Repeat every record below exactly, leaving out the pictures.

Start MATERIAL PROVIDED

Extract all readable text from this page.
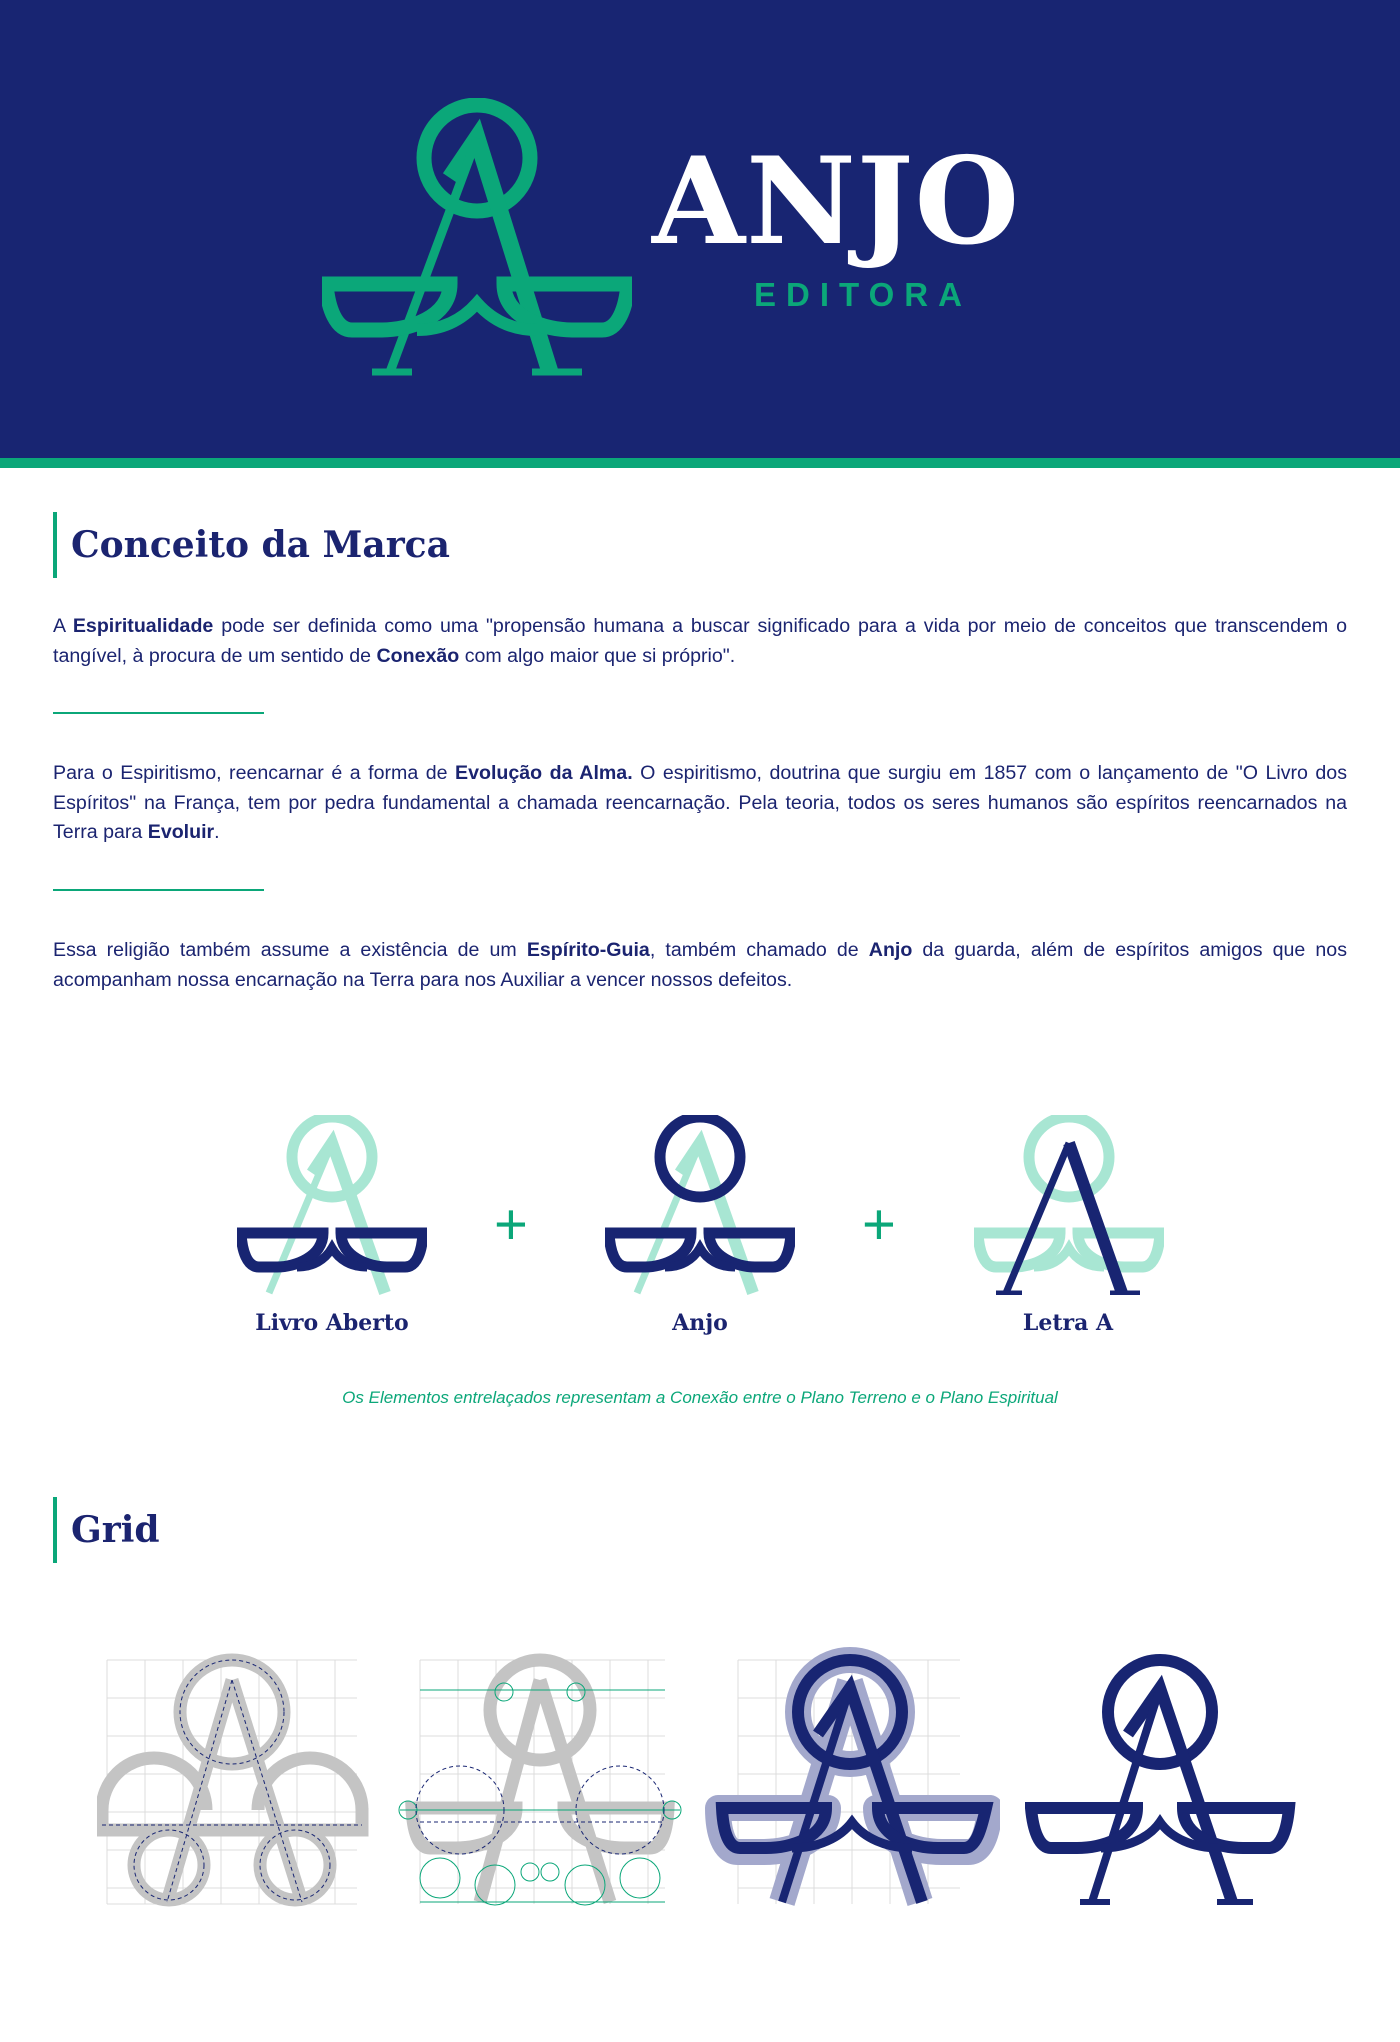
ANJO
EDITORA
Conceito da Marca

A Espiritualidade pode ser definida como uma "propensão humana a buscar significado para a vida por meio de conceitos que transcendem o tangível, à procura de um sentido de Conexão com algo maior que si próprio".

Para o Espiritismo, reencarnar é a forma de Evolução da Alma. O espiritismo, doutrina que surgiu em 1857 com o lançamento de "O Livro dos Espíritos" na França, tem por pedra fundamental a chamada reencarnação. Pela teoria, todos os seres humanos são espíritos reencarnados na Terra para Evoluir.

Essa religião também assume a existência de um Espírito-Guia, também chamado de Anjo da guarda, além de espíritos amigos que nos acompanham nossa encarnação na Terra para nos Auxiliar a vencer nossos defeitos.

Livro Aberto
+
Anjo
+
Letra A
Os Elementos entrelaçados representam a Conexão entre o Plano Terreno e o Plano Espiritual
Grid
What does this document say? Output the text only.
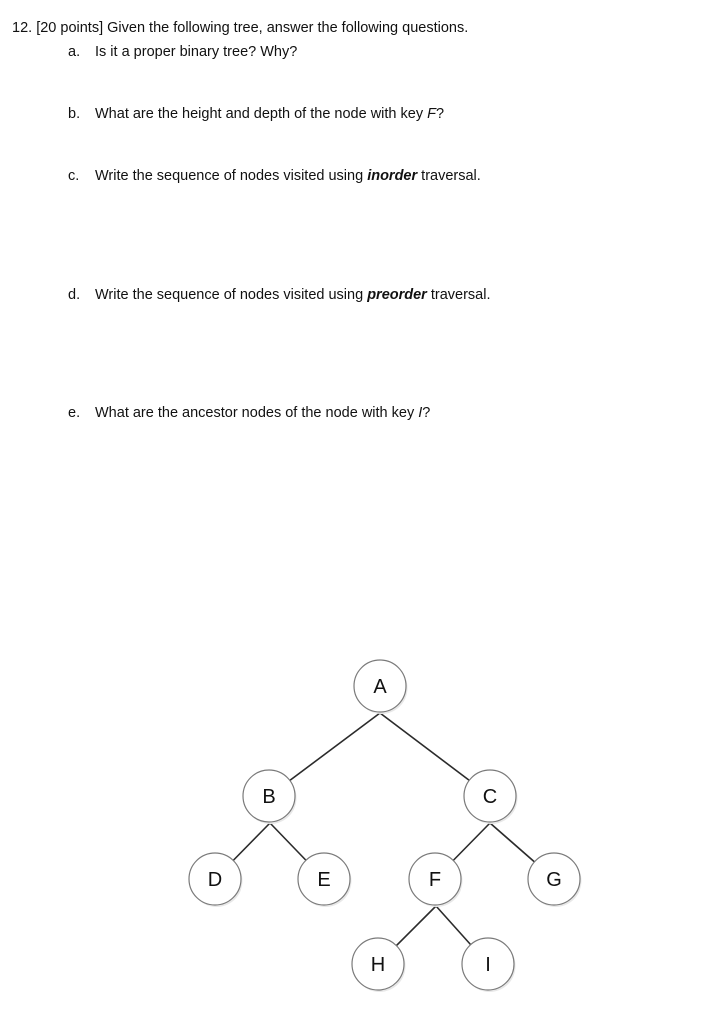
12. [20 points] Given the following tree, answer the following questions.
a. Is it a proper binary tree? Why?
b. What are the height and depth of the node with key F?
c. Write the sequence of nodes visited using inorder traversal.
d. Write the sequence of nodes visited using preorder traversal.
e. What are the ancestor nodes of the node with key I?
A
B	C
D	E	F	G
H	I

End MATERIAL PROVIDED

RESULT:
Extract all readable text from this page.
ANJO
EDITORA
Conceito da Marca

A Espiritualidade pode ser definida como uma "propensão humana a buscar significado para a vida por meio de conceitos que transcendem o tangível, à procura de um sentido de Conexão com algo maior que si próprio".

Para o Espiritismo, reencarnar é a forma de Evolução da Alma. O espiritismo, doutrina que surgiu em 1857 com o lançamento de "O Livro dos Espíritos" na França, tem por pedra fundamental a chamada reencarnação. Pela teoria, todos os seres humanos são espíritos reencarnados na Terra para Evoluir.

Essa religião também assume a existência de um Espírito-Guia, também chamado de Anjo da guarda, além de espíritos amigos que nos acompanham nossa encarnação na Terra para nos Auxiliar a vencer nossos defeitos.

Livro Aberto
+
Anjo
+
Letra A
Os Elementos entrelaçados representam a Conexão entre o Plano Terreno e o Plano Espiritual
Grid
What does this document say? Output the text only.
12. [20 points] Given the following tree, answer the following questions.
a. Is it a proper binary tree? Why?
b. What are the height and depth of the node with key F?
c. Write the sequence of nodes visited using inorder traversal.
d. Write the sequence of nodes visited using preorder traversal.
e. What are the ancestor nodes of the node with key I?
A
B	C
D	E	F	G
H	I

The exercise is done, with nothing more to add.